_YOUR INSTRUCTIONS_
Find the string "true" in the records. Copy every line it appears in.

Data records:
==*==

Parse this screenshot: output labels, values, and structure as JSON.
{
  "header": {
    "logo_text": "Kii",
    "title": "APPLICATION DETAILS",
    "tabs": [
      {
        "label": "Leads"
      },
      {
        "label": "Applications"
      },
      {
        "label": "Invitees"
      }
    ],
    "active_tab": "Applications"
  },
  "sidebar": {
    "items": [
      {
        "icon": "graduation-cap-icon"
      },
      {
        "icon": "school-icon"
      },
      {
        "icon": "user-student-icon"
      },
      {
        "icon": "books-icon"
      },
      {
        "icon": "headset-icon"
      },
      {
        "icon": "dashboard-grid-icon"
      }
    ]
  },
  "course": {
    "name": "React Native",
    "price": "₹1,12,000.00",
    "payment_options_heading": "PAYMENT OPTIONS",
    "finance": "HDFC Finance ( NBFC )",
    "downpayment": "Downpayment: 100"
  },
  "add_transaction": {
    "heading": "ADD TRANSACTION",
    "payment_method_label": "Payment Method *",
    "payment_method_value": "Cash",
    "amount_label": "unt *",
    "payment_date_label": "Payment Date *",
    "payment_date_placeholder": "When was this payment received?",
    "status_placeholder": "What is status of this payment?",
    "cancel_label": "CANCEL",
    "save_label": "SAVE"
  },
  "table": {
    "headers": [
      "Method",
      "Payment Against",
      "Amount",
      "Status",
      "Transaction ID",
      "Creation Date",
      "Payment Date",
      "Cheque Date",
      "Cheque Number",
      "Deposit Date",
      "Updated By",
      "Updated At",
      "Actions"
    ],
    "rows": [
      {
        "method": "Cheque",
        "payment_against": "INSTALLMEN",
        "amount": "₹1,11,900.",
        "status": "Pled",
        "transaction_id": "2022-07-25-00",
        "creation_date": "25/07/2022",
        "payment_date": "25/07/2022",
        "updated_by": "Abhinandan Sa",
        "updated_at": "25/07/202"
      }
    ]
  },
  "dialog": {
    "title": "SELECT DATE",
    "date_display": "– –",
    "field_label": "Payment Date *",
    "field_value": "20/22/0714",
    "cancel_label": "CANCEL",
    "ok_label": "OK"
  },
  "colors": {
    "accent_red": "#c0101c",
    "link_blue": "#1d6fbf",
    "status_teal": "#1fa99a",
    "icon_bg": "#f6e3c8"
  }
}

==*==

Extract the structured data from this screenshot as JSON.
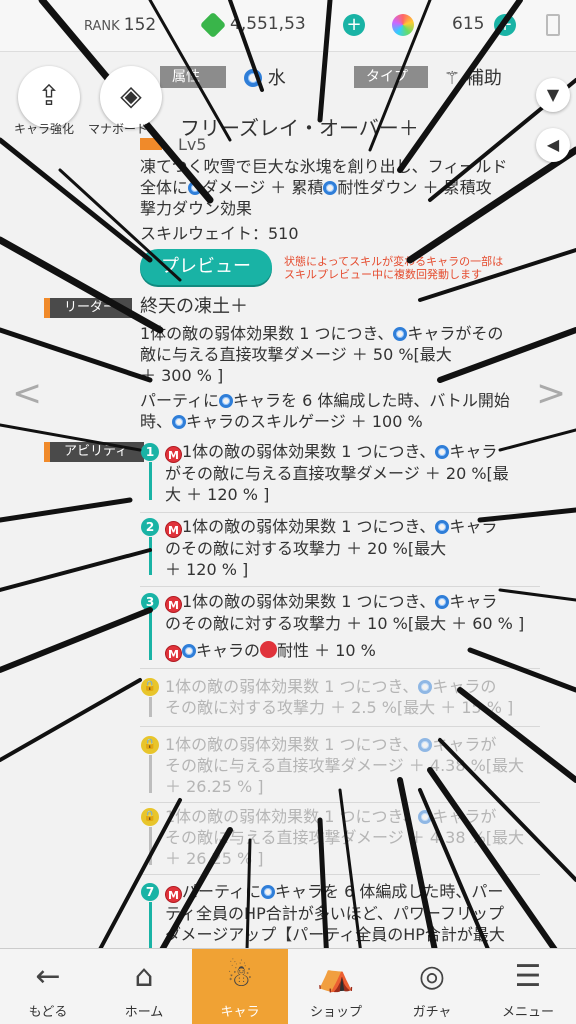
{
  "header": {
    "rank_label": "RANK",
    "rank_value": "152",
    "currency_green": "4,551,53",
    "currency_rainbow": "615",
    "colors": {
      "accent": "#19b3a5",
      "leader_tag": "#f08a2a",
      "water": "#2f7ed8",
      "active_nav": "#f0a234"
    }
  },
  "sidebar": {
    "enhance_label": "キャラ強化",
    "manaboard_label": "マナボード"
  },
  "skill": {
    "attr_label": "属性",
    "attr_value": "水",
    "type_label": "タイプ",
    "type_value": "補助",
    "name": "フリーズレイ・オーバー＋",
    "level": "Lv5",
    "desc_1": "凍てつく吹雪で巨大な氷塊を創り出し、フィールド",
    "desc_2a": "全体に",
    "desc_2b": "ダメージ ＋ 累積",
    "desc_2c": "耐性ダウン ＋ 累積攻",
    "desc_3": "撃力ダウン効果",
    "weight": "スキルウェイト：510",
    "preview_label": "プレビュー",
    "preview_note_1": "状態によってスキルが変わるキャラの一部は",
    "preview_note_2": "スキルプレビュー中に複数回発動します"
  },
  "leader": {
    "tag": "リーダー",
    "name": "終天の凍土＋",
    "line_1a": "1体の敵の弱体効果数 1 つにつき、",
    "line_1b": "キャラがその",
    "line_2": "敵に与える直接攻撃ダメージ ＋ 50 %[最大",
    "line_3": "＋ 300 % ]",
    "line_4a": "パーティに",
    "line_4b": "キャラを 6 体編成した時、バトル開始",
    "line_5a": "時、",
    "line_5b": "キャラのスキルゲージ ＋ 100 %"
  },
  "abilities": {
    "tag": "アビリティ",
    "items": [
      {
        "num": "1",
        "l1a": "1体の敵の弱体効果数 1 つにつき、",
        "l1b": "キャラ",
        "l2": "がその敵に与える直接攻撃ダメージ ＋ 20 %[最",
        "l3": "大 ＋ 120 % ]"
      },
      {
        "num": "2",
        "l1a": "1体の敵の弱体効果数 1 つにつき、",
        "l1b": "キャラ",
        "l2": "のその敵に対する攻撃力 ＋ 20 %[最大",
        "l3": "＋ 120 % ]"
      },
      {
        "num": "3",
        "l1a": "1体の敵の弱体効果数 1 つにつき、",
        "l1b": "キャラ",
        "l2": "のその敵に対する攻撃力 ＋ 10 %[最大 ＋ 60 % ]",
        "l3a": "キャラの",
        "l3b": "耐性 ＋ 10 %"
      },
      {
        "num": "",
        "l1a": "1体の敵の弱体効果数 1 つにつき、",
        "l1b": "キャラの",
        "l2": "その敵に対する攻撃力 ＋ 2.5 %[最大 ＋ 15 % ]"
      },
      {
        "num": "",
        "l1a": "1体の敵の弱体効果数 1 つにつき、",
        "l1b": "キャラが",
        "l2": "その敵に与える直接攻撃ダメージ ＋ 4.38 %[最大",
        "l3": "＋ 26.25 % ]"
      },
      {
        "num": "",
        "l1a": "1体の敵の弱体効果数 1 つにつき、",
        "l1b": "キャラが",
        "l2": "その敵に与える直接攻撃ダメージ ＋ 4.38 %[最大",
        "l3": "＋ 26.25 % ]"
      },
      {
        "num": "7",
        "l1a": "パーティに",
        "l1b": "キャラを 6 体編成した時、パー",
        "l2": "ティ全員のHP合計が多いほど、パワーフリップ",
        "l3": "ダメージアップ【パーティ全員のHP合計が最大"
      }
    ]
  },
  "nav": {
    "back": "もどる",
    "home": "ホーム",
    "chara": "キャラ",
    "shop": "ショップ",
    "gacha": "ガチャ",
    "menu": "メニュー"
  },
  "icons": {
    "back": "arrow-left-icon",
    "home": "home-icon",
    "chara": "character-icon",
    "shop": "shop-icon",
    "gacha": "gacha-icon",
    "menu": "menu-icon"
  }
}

==*==

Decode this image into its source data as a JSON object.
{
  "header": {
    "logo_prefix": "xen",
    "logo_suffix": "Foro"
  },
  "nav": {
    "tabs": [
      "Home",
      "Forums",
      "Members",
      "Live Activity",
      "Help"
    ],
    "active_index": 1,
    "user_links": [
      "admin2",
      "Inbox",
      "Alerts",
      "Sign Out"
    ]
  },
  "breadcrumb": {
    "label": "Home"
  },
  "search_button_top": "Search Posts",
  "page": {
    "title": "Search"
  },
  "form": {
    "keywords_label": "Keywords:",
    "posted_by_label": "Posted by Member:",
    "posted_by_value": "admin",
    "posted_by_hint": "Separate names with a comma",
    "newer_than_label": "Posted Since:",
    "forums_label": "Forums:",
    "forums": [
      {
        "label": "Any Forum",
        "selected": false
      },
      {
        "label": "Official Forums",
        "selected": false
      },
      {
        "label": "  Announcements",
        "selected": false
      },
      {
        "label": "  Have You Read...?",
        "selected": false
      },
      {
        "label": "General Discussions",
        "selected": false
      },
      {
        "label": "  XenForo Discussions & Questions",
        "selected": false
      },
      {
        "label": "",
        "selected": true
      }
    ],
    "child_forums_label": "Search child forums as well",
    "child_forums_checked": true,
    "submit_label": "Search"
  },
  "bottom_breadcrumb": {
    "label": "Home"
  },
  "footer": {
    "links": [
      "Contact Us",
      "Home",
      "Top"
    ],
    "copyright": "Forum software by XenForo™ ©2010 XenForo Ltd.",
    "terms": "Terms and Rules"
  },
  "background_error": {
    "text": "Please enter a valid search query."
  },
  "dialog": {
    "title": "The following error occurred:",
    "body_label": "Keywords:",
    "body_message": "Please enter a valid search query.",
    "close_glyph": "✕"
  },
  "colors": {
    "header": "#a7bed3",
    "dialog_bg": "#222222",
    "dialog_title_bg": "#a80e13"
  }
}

==*==

_WRITTEN ANSWER_
        "selected": true
    "child_forums_checked": true,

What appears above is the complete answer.